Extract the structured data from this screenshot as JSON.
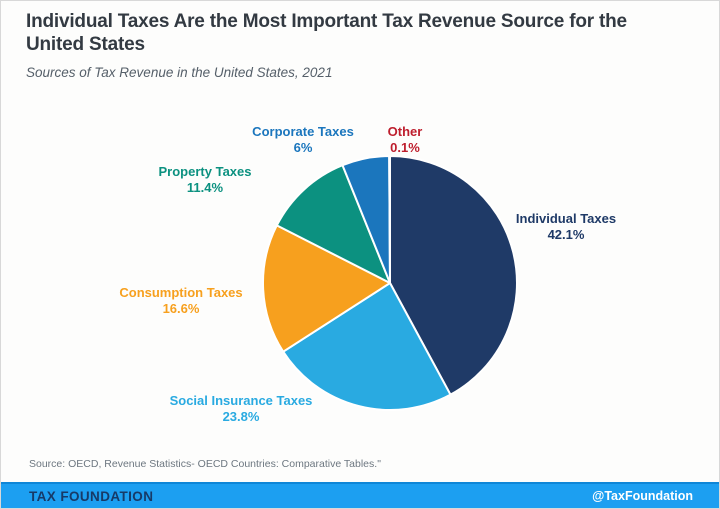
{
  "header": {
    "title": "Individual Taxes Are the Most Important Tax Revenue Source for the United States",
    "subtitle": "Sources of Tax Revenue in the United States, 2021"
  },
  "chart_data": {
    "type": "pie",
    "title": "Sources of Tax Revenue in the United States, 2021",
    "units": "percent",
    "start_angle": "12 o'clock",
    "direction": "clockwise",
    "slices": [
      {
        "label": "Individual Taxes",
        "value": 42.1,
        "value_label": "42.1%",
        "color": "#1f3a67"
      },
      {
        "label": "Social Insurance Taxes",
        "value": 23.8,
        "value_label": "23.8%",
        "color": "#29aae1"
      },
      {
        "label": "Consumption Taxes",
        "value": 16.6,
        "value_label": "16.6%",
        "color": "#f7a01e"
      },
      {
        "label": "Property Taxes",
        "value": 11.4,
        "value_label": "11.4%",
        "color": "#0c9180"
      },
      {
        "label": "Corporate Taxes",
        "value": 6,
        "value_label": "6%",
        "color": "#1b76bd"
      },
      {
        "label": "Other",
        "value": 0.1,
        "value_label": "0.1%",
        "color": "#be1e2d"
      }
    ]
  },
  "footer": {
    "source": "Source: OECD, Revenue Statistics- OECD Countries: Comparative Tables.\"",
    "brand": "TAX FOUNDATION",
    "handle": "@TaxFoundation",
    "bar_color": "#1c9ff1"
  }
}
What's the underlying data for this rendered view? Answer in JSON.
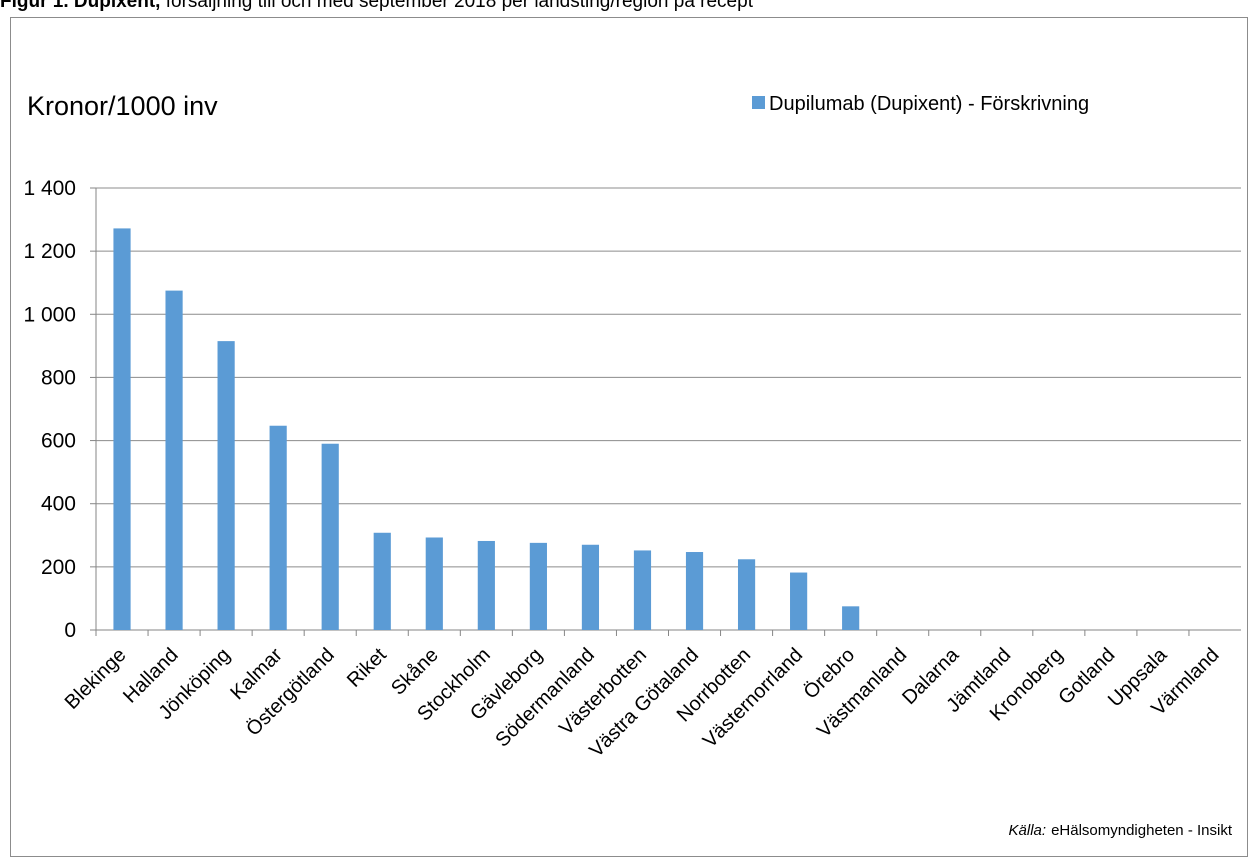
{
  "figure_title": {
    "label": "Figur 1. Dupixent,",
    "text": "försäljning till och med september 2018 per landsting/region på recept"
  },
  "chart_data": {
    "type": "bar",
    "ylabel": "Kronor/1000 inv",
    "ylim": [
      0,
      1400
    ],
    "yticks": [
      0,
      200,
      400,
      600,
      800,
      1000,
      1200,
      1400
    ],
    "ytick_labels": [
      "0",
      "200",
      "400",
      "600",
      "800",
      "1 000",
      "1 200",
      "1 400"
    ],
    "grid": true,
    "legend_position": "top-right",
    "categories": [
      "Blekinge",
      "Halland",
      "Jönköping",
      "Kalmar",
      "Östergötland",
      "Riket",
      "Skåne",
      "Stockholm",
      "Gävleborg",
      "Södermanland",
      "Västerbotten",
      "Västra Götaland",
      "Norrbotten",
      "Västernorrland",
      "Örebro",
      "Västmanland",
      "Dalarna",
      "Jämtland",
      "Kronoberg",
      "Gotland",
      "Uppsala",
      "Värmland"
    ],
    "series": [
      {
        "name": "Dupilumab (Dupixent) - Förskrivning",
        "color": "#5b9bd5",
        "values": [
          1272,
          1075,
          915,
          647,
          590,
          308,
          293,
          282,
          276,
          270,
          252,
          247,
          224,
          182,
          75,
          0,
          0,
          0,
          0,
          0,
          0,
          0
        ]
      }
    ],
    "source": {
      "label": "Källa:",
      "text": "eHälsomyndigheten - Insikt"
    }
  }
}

——————

Keep the pictures out of your copy, and repeat every entry above exactly.

- Solution below -
Extract the structured data from this screenshot as JSON.
{
  "header": {
    "title": "Individual Taxes Are the Most Important Tax Revenue Source for the United States",
    "subtitle": "Sources of Tax Revenue in the United States, 2021"
  },
  "chart_data": {
    "type": "pie",
    "title": "Sources of Tax Revenue in the United States, 2021",
    "units": "percent",
    "start_angle": "12 o'clock",
    "direction": "clockwise",
    "slices": [
      {
        "label": "Individual Taxes",
        "value": 42.1,
        "value_label": "42.1%",
        "color": "#1f3a67"
      },
      {
        "label": "Social Insurance Taxes",
        "value": 23.8,
        "value_label": "23.8%",
        "color": "#29aae1"
      },
      {
        "label": "Consumption Taxes",
        "value": 16.6,
        "value_label": "16.6%",
        "color": "#f7a01e"
      },
      {
        "label": "Property Taxes",
        "value": 11.4,
        "value_label": "11.4%",
        "color": "#0c9180"
      },
      {
        "label": "Corporate Taxes",
        "value": 6,
        "value_label": "6%",
        "color": "#1b76bd"
      },
      {
        "label": "Other",
        "value": 0.1,
        "value_label": "0.1%",
        "color": "#be1e2d"
      }
    ]
  },
  "footer": {
    "source": "Source: OECD, Revenue Statistics- OECD Countries: Comparative Tables.\"",
    "brand": "TAX FOUNDATION",
    "handle": "@TaxFoundation",
    "bar_color": "#1c9ff1"
  }
}
What's the underlying data for this rendered view? Answer in JSON.
{
  "figure_title": {
    "label": "Figur 1. Dupixent,",
    "text": "försäljning till och med september 2018 per landsting/region på recept"
  },
  "chart_data": {
    "type": "bar",
    "ylabel": "Kronor/1000 inv",
    "ylim": [
      0,
      1400
    ],
    "yticks": [
      0,
      200,
      400,
      600,
      800,
      1000,
      1200,
      1400
    ],
    "ytick_labels": [
      "0",
      "200",
      "400",
      "600",
      "800",
      "1 000",
      "1 200",
      "1 400"
    ],
    "grid": true,
    "legend_position": "top-right",
    "categories": [
      "Blekinge",
      "Halland",
      "Jönköping",
      "Kalmar",
      "Östergötland",
      "Riket",
      "Skåne",
      "Stockholm",
      "Gävleborg",
      "Södermanland",
      "Västerbotten",
      "Västra Götaland",
      "Norrbotten",
      "Västernorrland",
      "Örebro",
      "Västmanland",
      "Dalarna",
      "Jämtland",
      "Kronoberg",
      "Gotland",
      "Uppsala",
      "Värmland"
    ],
    "series": [
      {
        "name": "Dupilumab (Dupixent) - Förskrivning",
        "color": "#5b9bd5",
        "values": [
          1272,
          1075,
          915,
          647,
          590,
          308,
          293,
          282,
          276,
          270,
          252,
          247,
          224,
          182,
          75,
          0,
          0,
          0,
          0,
          0,
          0,
          0
        ]
      }
    ],
    "source": {
      "label": "Källa:",
      "text": "eHälsomyndigheten - Insikt"
    }
  }
}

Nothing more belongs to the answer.